**WHAT IS NEEDED:**
List each line of the data in which the string "LANE" appears.

** start of DATASET CONTENT **

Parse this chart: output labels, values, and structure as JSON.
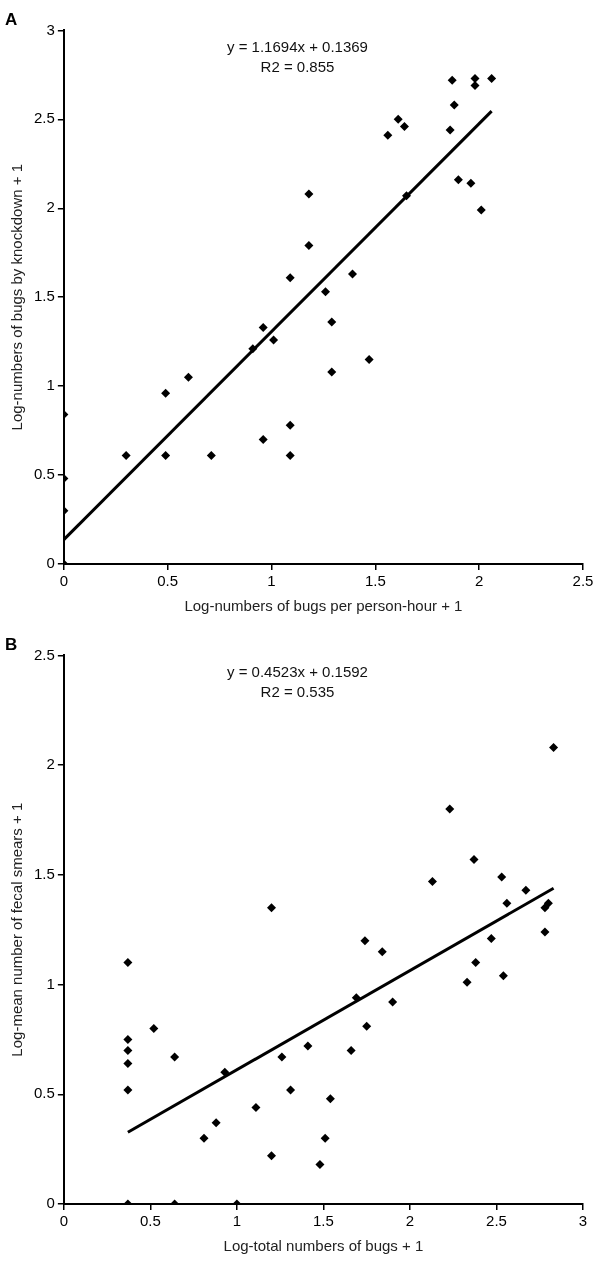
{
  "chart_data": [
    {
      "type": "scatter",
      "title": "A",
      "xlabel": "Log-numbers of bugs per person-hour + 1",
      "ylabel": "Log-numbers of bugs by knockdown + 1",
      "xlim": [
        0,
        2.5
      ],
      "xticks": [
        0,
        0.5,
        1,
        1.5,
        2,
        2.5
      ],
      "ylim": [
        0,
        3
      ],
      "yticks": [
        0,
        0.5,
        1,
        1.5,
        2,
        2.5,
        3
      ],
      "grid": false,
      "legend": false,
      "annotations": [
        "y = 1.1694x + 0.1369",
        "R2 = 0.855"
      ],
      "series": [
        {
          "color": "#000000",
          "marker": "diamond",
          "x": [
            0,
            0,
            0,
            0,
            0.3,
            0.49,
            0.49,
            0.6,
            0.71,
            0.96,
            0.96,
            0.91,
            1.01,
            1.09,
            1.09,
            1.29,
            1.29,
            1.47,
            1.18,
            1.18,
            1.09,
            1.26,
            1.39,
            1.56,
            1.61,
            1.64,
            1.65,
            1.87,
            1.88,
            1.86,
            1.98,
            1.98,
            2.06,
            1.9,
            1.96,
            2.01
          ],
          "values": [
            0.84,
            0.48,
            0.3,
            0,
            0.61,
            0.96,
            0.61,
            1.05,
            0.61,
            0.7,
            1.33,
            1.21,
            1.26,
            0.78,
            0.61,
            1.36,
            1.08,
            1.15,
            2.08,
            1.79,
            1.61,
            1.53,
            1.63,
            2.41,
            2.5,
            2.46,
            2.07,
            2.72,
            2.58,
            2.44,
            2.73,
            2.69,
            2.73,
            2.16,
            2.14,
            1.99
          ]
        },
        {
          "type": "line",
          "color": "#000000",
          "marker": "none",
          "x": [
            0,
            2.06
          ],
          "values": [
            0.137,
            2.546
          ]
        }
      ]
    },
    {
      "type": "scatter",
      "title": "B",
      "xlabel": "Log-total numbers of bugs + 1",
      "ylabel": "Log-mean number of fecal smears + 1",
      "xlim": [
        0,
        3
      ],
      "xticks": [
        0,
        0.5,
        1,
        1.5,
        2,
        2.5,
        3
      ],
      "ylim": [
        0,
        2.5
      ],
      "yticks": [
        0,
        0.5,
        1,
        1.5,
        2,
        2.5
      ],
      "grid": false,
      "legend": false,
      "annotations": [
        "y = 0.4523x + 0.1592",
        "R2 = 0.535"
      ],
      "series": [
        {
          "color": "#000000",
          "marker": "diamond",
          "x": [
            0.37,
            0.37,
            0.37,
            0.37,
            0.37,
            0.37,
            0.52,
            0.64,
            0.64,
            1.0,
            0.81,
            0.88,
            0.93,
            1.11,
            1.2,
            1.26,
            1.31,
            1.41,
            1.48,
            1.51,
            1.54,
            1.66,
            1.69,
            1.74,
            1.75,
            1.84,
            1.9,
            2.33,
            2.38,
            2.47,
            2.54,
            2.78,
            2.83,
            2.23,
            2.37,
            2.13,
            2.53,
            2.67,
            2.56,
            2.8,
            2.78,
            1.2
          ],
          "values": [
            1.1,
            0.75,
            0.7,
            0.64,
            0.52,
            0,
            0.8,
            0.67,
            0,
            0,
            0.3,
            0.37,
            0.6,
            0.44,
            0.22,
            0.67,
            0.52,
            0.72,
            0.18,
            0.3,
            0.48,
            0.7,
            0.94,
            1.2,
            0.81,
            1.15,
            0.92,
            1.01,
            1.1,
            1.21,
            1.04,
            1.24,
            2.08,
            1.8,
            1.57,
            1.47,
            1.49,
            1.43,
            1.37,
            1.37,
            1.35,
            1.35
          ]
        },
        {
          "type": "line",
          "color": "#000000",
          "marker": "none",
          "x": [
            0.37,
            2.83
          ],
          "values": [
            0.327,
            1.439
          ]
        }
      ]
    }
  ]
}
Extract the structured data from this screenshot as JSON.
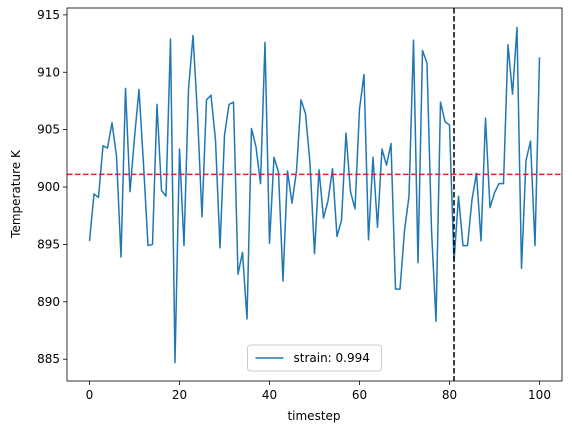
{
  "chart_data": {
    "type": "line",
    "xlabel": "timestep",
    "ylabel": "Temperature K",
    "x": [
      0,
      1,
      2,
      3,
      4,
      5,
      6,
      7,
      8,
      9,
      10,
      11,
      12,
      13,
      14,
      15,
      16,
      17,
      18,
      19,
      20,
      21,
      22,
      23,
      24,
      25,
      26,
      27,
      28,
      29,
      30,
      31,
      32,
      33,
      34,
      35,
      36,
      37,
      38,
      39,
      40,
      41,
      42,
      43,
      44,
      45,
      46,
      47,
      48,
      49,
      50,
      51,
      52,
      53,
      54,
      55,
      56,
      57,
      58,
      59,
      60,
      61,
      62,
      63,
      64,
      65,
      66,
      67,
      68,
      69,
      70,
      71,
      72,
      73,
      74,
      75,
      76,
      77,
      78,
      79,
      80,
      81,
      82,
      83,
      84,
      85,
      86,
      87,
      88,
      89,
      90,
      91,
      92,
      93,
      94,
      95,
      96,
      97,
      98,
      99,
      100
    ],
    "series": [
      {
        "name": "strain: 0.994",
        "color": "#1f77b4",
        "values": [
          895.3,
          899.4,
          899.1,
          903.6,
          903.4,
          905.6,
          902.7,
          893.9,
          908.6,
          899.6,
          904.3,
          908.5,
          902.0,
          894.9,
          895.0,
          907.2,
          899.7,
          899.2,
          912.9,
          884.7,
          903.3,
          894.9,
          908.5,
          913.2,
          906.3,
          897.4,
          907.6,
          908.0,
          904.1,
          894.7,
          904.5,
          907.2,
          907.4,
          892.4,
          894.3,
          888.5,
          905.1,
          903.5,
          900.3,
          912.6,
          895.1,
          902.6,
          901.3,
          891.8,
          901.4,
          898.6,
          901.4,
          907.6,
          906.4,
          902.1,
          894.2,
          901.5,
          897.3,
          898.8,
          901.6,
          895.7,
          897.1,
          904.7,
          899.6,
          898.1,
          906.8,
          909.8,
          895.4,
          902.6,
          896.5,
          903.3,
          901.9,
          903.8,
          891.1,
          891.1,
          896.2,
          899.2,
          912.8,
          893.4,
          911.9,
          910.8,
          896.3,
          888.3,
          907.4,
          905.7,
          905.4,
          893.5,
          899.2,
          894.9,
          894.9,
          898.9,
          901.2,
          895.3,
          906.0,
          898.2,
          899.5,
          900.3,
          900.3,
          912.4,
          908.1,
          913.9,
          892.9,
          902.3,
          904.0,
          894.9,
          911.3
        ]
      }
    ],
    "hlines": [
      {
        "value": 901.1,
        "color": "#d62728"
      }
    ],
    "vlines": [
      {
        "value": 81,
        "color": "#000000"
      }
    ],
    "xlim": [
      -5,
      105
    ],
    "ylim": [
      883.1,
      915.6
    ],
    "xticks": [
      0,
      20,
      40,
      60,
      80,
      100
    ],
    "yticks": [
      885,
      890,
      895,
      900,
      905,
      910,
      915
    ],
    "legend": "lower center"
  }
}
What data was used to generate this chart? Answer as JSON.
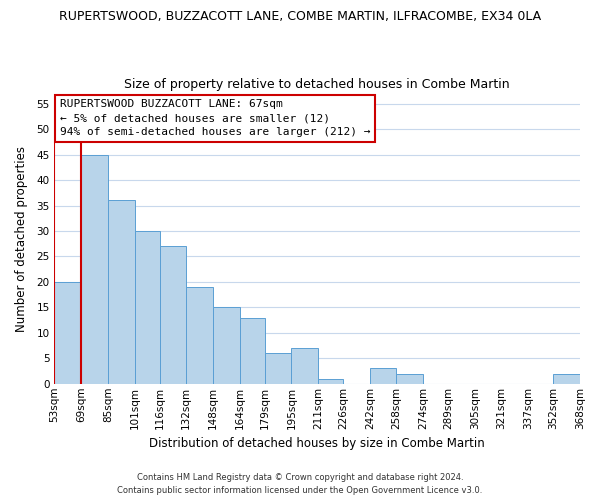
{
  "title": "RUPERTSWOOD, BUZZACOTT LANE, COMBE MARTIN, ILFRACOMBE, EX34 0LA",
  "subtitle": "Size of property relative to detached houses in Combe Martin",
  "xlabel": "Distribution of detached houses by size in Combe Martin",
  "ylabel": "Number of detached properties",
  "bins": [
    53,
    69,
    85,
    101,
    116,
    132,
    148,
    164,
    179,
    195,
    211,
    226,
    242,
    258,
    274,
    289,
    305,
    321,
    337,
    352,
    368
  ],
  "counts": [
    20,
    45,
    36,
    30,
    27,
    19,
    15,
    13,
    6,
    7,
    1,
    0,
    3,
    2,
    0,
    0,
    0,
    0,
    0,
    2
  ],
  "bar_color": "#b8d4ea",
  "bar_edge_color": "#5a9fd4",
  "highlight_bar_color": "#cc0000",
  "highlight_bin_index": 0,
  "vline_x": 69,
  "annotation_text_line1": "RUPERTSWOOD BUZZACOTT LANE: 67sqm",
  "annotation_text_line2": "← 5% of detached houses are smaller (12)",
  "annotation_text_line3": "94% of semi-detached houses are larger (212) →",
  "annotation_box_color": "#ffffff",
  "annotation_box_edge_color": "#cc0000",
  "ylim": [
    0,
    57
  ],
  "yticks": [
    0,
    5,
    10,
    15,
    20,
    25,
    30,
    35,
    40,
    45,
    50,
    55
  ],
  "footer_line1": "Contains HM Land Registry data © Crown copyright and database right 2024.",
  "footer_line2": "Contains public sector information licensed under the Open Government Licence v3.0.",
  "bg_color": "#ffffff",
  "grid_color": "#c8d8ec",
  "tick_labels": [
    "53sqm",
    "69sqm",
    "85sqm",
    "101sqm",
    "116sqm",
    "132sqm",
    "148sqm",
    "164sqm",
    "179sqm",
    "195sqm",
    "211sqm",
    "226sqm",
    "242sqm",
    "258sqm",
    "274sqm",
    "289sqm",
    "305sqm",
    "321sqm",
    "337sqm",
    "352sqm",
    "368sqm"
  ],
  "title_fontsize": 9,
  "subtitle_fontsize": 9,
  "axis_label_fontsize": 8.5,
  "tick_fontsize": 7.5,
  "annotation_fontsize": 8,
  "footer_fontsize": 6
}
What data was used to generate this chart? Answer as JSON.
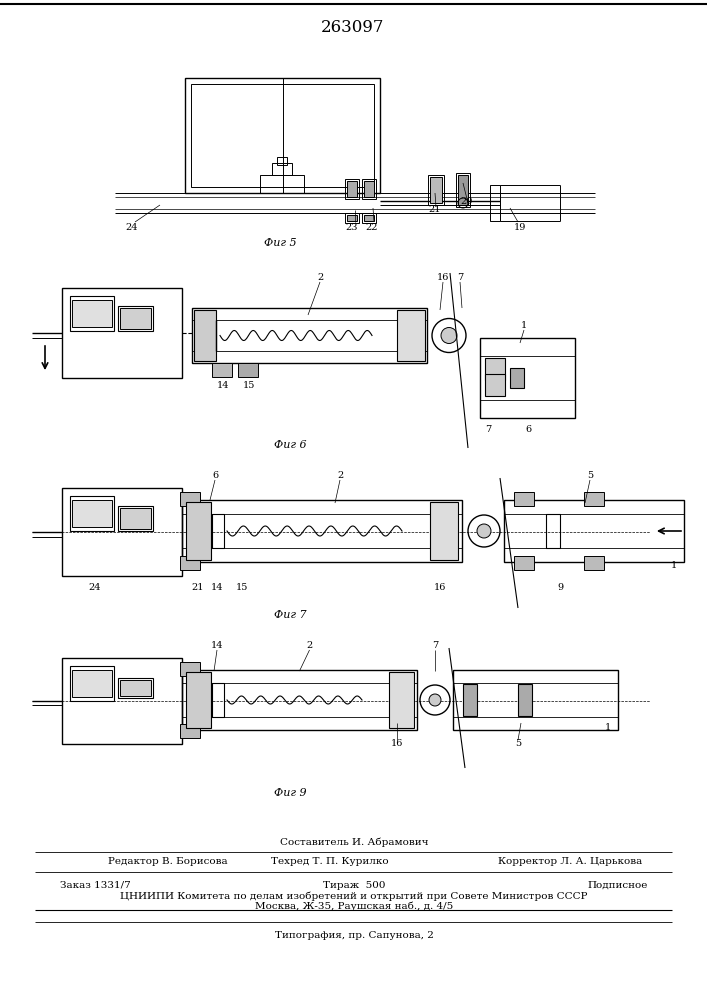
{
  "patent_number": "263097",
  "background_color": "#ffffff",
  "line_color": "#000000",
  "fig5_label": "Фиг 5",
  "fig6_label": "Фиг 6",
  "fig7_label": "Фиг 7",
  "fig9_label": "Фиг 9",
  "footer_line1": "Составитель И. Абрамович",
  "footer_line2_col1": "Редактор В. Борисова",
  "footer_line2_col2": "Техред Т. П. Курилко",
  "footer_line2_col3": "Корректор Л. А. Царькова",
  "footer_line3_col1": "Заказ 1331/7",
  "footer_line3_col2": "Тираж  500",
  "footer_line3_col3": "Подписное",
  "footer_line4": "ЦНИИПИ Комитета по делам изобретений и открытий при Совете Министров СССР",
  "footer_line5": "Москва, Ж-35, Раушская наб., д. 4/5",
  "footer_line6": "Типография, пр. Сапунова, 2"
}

** end of DATASET CONTENT **

**FULL SOLUTION:**
  "title": "RUPERTSWOOD, BUZZACOTT LANE, COMBE MARTIN, ILFRACOMBE, EX34 0LA",
  "annotation_text_line1": "RUPERTSWOOD BUZZACOTT LANE: 67sqm",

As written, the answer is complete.